[Stored entries]

::::

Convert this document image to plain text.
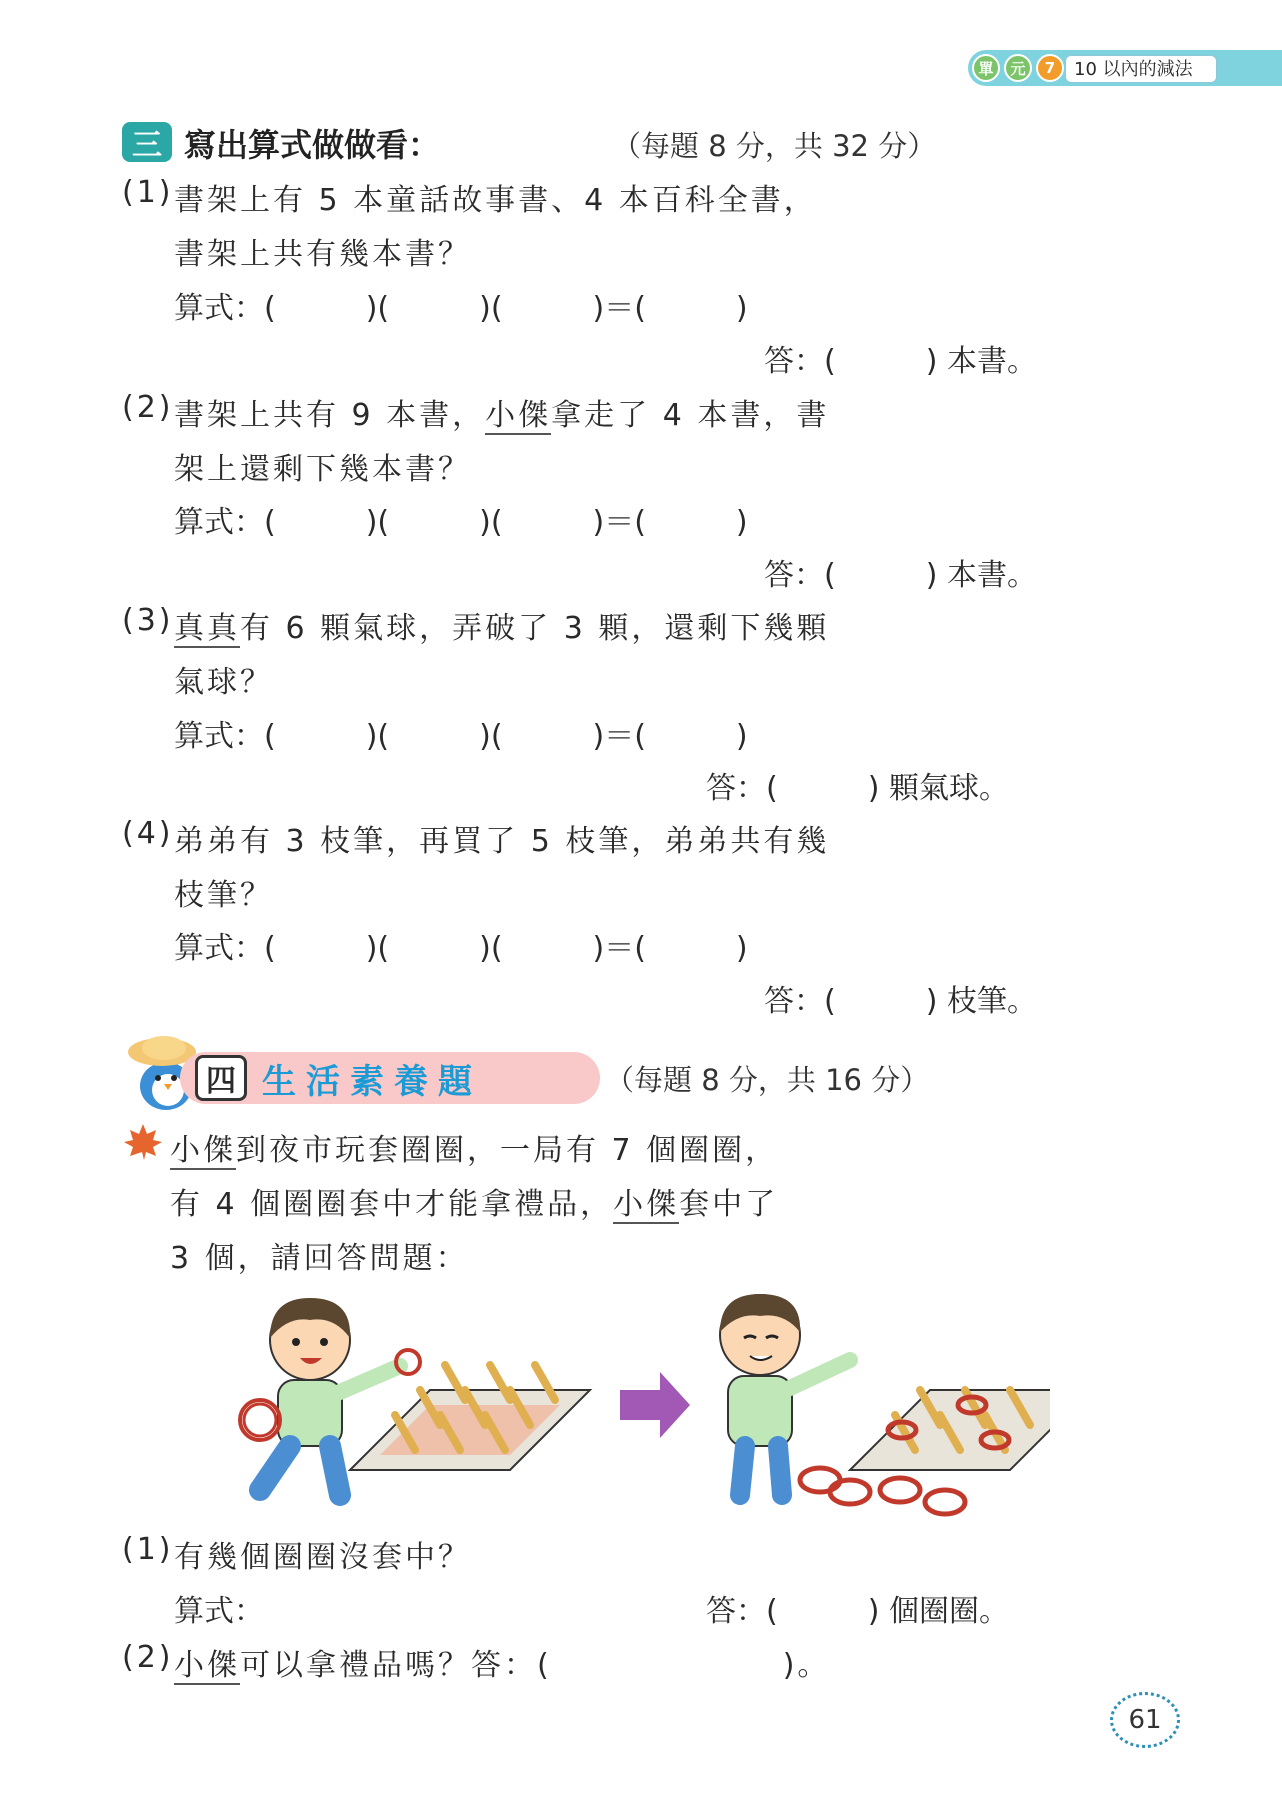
單	元	7	10 以內的減法
三 寫出算式做做看：	（每題 8 分，共 32 分）
(1) 書架上有 5 本童話故事書、4 本百科全書，
書架上共有幾本書？
算式：(　　　)(　　　)(　　　)＝(　　　)
答：(　　　) 本書。
(2) 書架上共有 9 本書，小傑拿走了 4 本書，書
架上還剩下幾本書？
算式：(　　　)(　　　)(　　　)＝(　　　)
答：(　　　) 本書。
(3) 真真有 6 顆氣球，弄破了 3 顆，還剩下幾顆
氣球？
算式：(　　　)(　　　)(　　　)＝(　　　)
答：(　　　) 顆氣球。
(4) 弟弟有 3 枝筆，再買了 5 枝筆，弟弟共有幾
枝筆？
算式：(　　　)(　　　)(　　　)＝(　　　)
答：(　　　) 枝筆。
四 生活素養題	（每題 8 分，共 16 分）
小傑到夜市玩套圈圈，一局有 7 個圈圈，
有 4 個圈圈套中才能拿禮品，小傑套中了
3 個，請回答問題：
(1) 有幾個圈圈沒套中？
算式：	答：(　　　) 個圈圈。
(2) 小傑可以拿禮品嗎？答：(　　　　　　　)。
61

::::

§ **WHAT IS EXPECTED**
Repeat the material above word for word and skip every image in it.

§ **EXERCISE SOLUTION**
Convert this document image to plain text.
單	元	7	10 以內的減法
三 寫出算式做做看：	（每題 8 分，共 32 分）
(1) 書架上有 5 本童話故事書、4 本百科全書，
書架上共有幾本書？
算式：(　　　)(　　　)(　　　)＝(　　　)
答：(　　　) 本書。
(2) 書架上共有 9 本書，小傑拿走了 4 本書，書
架上還剩下幾本書？
算式：(　　　)(　　　)(　　　)＝(　　　)
答：(　　　) 本書。
(3) 真真有 6 顆氣球，弄破了 3 顆，還剩下幾顆
氣球？
算式：(　　　)(　　　)(　　　)＝(　　　)
答：(　　　) 顆氣球。
(4) 弟弟有 3 枝筆，再買了 5 枝筆，弟弟共有幾
枝筆？
算式：(　　　)(　　　)(　　　)＝(　　　)
答：(　　　) 枝筆。
四 生活素養題	（每題 8 分，共 16 分）
小傑到夜市玩套圈圈，一局有 7 個圈圈，
有 4 個圈圈套中才能拿禮品，小傑套中了
3 個，請回答問題：
(1) 有幾個圈圈沒套中？
算式：	答：(　　　) 個圈圈。
(2) 小傑可以拿禮品嗎？答：(　　　　　　　)。
61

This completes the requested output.